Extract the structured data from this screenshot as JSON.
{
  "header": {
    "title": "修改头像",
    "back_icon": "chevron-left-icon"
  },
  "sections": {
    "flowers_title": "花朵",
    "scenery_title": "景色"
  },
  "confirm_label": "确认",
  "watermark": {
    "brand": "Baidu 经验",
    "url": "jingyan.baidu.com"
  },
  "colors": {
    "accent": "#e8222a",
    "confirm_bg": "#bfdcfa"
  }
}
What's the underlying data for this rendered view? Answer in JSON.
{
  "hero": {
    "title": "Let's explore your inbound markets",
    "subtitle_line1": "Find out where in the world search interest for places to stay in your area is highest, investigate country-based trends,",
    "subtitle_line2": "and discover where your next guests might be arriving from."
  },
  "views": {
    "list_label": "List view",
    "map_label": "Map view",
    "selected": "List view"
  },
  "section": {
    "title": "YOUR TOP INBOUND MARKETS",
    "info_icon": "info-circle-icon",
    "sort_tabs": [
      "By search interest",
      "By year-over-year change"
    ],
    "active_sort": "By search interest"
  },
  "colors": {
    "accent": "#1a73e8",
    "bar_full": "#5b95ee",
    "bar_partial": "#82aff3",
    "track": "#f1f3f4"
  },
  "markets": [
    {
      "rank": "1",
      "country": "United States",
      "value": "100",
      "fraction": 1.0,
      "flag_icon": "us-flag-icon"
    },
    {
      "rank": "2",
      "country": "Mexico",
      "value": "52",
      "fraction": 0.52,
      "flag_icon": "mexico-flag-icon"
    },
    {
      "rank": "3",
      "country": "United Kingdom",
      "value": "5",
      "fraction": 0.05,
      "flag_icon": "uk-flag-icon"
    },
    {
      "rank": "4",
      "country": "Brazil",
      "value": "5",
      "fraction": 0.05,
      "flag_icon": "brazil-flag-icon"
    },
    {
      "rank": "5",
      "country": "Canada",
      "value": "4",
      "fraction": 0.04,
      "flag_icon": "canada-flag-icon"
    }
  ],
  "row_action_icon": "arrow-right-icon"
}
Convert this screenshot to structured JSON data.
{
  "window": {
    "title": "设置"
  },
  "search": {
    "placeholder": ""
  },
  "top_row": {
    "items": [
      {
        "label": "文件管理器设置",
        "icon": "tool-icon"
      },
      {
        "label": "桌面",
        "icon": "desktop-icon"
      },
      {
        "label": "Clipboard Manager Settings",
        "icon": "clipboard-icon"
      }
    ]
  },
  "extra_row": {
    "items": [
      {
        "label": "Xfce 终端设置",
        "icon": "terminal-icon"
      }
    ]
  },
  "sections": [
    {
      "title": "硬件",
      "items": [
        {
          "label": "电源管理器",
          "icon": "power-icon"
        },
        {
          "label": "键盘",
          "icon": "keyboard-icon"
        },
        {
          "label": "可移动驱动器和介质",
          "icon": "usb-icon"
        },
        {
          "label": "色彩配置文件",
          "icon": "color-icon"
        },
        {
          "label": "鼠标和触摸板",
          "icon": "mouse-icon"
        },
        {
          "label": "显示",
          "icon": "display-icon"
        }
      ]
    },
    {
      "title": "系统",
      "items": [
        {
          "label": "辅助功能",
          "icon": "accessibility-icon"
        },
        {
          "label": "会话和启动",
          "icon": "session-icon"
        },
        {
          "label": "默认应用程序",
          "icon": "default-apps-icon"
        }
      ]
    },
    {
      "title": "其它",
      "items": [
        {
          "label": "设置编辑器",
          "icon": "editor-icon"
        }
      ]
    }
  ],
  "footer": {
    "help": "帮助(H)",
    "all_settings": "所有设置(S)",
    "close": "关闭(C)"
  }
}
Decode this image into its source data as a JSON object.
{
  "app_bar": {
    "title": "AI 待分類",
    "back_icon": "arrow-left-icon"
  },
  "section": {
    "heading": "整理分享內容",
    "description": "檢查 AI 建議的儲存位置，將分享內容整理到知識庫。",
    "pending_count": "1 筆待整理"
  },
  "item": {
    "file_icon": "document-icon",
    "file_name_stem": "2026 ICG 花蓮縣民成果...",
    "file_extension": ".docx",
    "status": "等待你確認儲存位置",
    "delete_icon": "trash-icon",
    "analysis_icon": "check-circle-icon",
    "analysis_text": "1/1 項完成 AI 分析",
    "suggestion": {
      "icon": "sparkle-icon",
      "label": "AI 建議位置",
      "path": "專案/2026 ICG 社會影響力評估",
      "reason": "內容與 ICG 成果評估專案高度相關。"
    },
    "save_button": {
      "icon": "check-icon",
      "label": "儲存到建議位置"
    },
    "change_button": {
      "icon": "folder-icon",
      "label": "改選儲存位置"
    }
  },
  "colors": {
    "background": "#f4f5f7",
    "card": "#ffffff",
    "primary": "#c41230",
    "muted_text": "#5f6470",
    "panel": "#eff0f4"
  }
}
---*---
#### [Work to be completed]
Transcribe every line of the data, exactly as it stands.

#### [Solution]
Extract the structured data from this screenshot as JSON.
{
  "header": {
    "title": "修改头像",
    "back_icon": "chevron-left-icon"
  },
  "sections": {
    "flowers_title": "花朵",
    "scenery_title": "景色"
  },
  "confirm_label": "确认",
  "watermark": {
    "brand": "Baidu 经验",
    "url": "jingyan.baidu.com"
  },
  "colors": {
    "accent": "#e8222a",
    "confirm_bg": "#bfdcfa"
  }
}
What's the underlying data for this rendered view? Answer in JSON.
{
  "hero": {
    "title": "Let's explore your inbound markets",
    "subtitle_line1": "Find out where in the world search interest for places to stay in your area is highest, investigate country-based trends,",
    "subtitle_line2": "and discover where your next guests might be arriving from."
  },
  "views": {
    "list_label": "List view",
    "map_label": "Map view",
    "selected": "List view"
  },
  "section": {
    "title": "YOUR TOP INBOUND MARKETS",
    "info_icon": "info-circle-icon",
    "sort_tabs": [
      "By search interest",
      "By year-over-year change"
    ],
    "active_sort": "By search interest"
  },
  "colors": {
    "accent": "#1a73e8",
    "bar_full": "#5b95ee",
    "bar_partial": "#82aff3",
    "track": "#f1f3f4"
  },
  "markets": [
    {
      "rank": "1",
      "country": "United States",
      "value": "100",
      "fraction": 1.0,
      "flag_icon": "us-flag-icon"
    },
    {
      "rank": "2",
      "country": "Mexico",
      "value": "52",
      "fraction": 0.52,
      "flag_icon": "mexico-flag-icon"
    },
    {
      "rank": "3",
      "country": "United Kingdom",
      "value": "5",
      "fraction": 0.05,
      "flag_icon": "uk-flag-icon"
    },
    {
      "rank": "4",
      "country": "Brazil",
      "value": "5",
      "fraction": 0.05,
      "flag_icon": "brazil-flag-icon"
    },
    {
      "rank": "5",
      "country": "Canada",
      "value": "4",
      "fraction": 0.04,
      "flag_icon": "canada-flag-icon"
    }
  ],
  "row_action_icon": "arrow-right-icon"
}
Convert this screenshot to structured JSON data.
{
  "window": {
    "title": "设置"
  },
  "search": {
    "placeholder": ""
  },
  "top_row": {
    "items": [
      {
        "label": "文件管理器设置",
        "icon": "tool-icon"
      },
      {
        "label": "桌面",
        "icon": "desktop-icon"
      },
      {
        "label": "Clipboard Manager Settings",
        "icon": "clipboard-icon"
      }
    ]
  },
  "extra_row": {
    "items": [
      {
        "label": "Xfce 终端设置",
        "icon": "terminal-icon"
      }
    ]
  },
  "sections": [
    {
      "title": "硬件",
      "items": [
        {
          "label": "电源管理器",
          "icon": "power-icon"
        },
        {
          "label": "键盘",
          "icon": "keyboard-icon"
        },
        {
          "label": "可移动驱动器和介质",
          "icon": "usb-icon"
        },
        {
          "label": "色彩配置文件",
          "icon": "color-icon"
        },
        {
          "label": "鼠标和触摸板",
          "icon": "mouse-icon"
        },
        {
          "label": "显示",
          "icon": "display-icon"
        }
      ]
    },
    {
      "title": "系统",
      "items": [
        {
          "label": "辅助功能",
          "icon": "accessibility-icon"
        },
        {
          "label": "会话和启动",
          "icon": "session-icon"
        },
        {
          "label": "默认应用程序",
          "icon": "default-apps-icon"
        }
      ]
    },
    {
      "title": "其它",
      "items": [
        {
          "label": "设置编辑器",
          "icon": "editor-icon"
        }
      ]
    }
  ],
  "footer": {
    "help": "帮助(H)",
    "all_settings": "所有设置(S)",
    "close": "关闭(C)"
  }
}
Decode this image into its source data as a JSON object.
{
  "app_bar": {
    "title": "AI 待分類",
    "back_icon": "arrow-left-icon"
  },
  "section": {
    "heading": "整理分享內容",
    "description": "檢查 AI 建議的儲存位置，將分享內容整理到知識庫。",
    "pending_count": "1 筆待整理"
  },
  "item": {
    "file_icon": "document-icon",
    "file_name_stem": "2026 ICG 花蓮縣民成果...",
    "file_extension": ".docx",
    "status": "等待你確認儲存位置",
    "delete_icon": "trash-icon",
    "analysis_icon": "check-circle-icon",
    "analysis_text": "1/1 項完成 AI 分析",
    "suggestion": {
      "icon": "sparkle-icon",
      "label": "AI 建議位置",
      "path": "專案/2026 ICG 社會影響力評估",
      "reason": "內容與 ICG 成果評估專案高度相關。"
    },
    "save_button": {
      "icon": "check-icon",
      "label": "儲存到建議位置"
    },
    "change_button": {
      "icon": "folder-icon",
      "label": "改選儲存位置"
    }
  },
  "colors": {
    "background": "#f4f5f7",
    "card": "#ffffff",
    "primary": "#c41230",
    "muted_text": "#5f6470",
    "panel": "#eff0f4"
  }
}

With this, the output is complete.